◆ SOAL YANG DIKERJAKAN: Menurut berita tentang insiden petasan dalam laga Cremonese melawan Inter Milan, pada menit ke berapa petasan meledak di dekat gawang Emil Audero?
--- KUTIPAN ---
PELATIH Cremonese, Davide Nicola, mengaku sempat ketakutan ketika melihat Emil Audero terkena petasan yang dilempar oknum suporter Inter Milan. Di satu sisi, Davide Nicola juga mengapresiasi Emil Audero karena sang pemain bersedia tetap melanjutkan pertandingan.
Insiden buruk terjadi saat Cremonese menjamu Inter Milan di Stadion Giovanni Zini, Cremona, Italia pada Senin 2 Februari 2026 dini hari WIB. Sebuah petasan meledak di lapangan, tepat di dekat gawang Emil Audero pada menit ke-48.

Oknum suporter tim tamu, Inter Milan, melempar sebuah benda yang diduga petasan ke area kotak penalti dekat posisi Emil Audero berdiri. Tiba-tiba, benda tersebut meledak dan seketika asap mengepul. Kiper Timnas Indonesia itu juga sempat terjatuh karena insiden tersebut.
Davide Nicola mengaku bahwa awalnya ia tidak mengetahui adanya insiden tersebut. Ia mengaku kaget sekaligus ketakutan melihat Emil Audero terjatuh akibat ledakan tersebut.
“Saya hanya melihat bagian akhirnya dan sempat takut karena khawatir dia terkena ledakan,” kata Davide Nicola, Okezone mengutip dari laman resmi Cremonese, Rabu (4/2/2026).
“Namun, kemudian Emil merasa sanggup untuk melanjutkan pertandingan. Saya menyukai sikap sportivitas dan kejujuran; dia melakukan apa yang dirasakannya dan keputusan untuk melanjutkan itu sudah tepat,” sambung Davide Nicola.
--- DATA YANG TERSEDIA ---
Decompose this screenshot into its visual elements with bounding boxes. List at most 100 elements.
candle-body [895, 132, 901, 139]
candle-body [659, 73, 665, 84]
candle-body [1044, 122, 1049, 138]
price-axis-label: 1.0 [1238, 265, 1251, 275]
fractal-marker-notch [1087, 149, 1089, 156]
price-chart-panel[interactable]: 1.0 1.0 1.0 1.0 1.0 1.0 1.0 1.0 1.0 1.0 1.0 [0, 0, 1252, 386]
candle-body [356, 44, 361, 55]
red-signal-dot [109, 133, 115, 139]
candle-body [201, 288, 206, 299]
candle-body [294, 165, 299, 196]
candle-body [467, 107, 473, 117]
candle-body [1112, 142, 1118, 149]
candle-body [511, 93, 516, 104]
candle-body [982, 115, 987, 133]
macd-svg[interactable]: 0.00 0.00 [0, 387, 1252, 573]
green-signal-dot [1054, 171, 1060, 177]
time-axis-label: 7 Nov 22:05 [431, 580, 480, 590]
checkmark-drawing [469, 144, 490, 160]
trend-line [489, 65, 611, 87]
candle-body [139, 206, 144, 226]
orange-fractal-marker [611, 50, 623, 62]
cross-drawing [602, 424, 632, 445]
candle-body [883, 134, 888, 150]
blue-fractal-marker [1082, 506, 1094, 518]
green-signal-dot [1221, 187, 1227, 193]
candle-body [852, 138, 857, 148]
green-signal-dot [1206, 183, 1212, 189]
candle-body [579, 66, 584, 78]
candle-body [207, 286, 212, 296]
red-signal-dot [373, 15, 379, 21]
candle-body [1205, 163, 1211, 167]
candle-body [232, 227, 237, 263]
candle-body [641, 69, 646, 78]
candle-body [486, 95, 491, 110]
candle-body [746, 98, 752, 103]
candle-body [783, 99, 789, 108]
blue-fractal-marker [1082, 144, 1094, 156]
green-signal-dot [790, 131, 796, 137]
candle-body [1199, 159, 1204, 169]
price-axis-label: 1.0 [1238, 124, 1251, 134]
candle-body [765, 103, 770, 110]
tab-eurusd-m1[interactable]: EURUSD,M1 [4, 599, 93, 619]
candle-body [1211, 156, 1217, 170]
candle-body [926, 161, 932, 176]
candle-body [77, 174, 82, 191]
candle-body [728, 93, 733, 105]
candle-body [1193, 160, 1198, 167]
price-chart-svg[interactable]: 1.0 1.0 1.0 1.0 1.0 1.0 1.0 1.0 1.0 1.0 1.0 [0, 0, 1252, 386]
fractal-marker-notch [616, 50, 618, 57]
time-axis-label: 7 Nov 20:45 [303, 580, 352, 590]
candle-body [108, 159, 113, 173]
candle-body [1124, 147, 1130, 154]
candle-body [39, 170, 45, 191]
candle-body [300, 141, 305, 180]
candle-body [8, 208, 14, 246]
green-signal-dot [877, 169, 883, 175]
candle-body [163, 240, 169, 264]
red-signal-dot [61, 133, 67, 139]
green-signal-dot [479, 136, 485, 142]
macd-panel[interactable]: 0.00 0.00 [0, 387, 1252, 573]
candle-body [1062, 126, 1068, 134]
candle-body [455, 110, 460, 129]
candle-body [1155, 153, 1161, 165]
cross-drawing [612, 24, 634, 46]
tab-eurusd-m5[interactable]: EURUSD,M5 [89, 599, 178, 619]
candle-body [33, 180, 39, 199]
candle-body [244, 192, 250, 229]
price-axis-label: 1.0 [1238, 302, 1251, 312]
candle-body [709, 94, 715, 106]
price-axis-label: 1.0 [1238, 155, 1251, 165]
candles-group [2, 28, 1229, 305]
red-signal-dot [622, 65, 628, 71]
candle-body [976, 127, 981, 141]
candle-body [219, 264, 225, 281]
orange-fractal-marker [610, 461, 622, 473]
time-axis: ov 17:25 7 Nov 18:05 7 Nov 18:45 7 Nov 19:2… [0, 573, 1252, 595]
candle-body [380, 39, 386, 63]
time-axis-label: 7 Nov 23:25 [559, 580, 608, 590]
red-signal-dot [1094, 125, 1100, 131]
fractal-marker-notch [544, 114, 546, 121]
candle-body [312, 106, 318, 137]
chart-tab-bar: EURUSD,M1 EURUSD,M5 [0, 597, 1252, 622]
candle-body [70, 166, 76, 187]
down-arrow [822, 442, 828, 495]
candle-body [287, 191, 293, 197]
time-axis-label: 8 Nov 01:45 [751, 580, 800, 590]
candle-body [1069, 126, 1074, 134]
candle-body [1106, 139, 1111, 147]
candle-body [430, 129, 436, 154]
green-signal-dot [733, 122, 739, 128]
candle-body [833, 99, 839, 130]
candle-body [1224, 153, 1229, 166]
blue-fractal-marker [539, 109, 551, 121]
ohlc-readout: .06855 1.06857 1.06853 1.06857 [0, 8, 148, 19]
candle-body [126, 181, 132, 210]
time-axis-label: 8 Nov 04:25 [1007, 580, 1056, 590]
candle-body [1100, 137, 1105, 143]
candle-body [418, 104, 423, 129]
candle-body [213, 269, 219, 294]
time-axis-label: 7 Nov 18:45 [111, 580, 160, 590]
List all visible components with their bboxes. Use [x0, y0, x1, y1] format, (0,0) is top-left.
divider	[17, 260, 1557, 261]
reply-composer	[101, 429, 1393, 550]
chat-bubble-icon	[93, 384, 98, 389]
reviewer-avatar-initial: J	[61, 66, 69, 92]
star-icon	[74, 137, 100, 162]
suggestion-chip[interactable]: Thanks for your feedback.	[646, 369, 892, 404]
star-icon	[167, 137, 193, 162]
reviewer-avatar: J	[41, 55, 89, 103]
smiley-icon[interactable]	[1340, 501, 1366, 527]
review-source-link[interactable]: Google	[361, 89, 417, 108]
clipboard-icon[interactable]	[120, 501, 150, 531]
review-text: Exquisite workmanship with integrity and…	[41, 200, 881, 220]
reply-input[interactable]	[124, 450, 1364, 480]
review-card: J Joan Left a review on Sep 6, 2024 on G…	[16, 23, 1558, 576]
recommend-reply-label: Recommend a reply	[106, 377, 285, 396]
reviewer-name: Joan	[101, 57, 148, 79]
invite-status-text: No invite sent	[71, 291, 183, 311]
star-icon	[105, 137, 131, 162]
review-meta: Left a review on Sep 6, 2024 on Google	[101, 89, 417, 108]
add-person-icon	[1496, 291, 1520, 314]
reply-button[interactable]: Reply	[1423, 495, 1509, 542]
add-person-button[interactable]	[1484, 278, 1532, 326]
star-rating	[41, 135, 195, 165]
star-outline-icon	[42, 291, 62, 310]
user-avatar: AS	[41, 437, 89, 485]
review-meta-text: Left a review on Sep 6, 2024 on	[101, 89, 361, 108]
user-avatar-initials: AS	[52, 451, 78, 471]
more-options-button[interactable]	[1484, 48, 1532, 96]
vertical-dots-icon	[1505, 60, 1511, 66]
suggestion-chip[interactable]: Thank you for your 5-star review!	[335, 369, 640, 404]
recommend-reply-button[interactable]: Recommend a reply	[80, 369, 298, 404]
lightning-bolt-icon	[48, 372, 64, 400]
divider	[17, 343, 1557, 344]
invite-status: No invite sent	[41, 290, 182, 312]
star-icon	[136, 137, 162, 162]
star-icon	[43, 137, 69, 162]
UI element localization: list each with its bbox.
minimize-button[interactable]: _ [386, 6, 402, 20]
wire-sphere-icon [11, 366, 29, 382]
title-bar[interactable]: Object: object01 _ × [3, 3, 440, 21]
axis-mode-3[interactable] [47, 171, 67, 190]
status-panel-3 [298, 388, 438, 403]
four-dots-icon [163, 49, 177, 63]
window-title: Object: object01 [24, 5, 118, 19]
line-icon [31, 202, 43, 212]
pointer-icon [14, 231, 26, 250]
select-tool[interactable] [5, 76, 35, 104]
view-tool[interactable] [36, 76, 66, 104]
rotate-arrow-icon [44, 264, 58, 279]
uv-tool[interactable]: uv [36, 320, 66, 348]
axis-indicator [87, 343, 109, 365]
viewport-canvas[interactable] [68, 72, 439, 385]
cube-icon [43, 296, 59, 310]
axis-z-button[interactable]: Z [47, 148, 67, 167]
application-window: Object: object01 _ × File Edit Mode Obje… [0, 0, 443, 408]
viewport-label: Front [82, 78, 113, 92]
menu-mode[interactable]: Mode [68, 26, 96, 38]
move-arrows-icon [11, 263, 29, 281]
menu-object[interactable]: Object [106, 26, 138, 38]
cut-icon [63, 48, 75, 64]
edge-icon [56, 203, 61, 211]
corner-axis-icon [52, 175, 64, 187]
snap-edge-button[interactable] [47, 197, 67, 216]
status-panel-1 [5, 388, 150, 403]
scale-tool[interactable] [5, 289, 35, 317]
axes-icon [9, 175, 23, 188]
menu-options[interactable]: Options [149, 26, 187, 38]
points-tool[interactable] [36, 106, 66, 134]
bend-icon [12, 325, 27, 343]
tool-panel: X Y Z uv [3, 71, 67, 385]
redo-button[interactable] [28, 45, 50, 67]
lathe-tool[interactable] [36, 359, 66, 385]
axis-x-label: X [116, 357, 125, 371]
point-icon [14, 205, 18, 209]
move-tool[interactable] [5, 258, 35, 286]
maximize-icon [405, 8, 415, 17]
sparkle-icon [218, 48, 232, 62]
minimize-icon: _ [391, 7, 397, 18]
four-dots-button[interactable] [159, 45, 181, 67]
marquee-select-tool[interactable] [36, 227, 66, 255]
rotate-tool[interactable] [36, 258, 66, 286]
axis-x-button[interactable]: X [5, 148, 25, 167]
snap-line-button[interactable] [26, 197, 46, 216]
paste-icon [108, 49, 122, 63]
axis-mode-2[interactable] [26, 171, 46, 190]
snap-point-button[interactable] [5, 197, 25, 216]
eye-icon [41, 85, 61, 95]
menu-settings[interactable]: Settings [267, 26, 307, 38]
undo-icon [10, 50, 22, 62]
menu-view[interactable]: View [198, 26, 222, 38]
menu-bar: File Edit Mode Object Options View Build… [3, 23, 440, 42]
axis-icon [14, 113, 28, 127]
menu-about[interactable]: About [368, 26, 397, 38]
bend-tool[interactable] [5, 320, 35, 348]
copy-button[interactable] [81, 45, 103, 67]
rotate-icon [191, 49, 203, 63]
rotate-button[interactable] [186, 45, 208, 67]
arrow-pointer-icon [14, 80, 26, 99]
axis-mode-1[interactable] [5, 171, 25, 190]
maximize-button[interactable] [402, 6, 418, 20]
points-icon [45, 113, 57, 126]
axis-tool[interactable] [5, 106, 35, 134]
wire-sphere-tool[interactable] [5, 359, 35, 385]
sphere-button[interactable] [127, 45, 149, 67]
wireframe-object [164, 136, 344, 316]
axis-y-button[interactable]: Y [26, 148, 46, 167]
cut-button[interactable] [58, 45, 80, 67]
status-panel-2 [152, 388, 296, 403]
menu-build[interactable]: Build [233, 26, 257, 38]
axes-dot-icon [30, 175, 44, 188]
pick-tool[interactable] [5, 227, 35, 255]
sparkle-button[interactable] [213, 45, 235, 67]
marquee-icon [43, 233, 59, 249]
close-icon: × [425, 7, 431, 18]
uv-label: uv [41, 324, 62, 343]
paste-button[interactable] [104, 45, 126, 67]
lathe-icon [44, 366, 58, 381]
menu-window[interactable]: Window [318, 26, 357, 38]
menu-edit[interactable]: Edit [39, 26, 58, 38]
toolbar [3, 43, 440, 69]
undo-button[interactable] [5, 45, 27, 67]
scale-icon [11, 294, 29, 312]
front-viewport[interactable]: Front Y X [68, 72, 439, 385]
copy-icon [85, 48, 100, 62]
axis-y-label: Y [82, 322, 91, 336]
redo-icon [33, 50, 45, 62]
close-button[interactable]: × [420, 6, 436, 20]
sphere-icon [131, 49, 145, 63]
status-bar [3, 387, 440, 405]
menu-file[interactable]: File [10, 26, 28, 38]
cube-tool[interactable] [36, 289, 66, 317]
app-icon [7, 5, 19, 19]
---
◆ HASIL PENGERJAAN: Menit ke-48.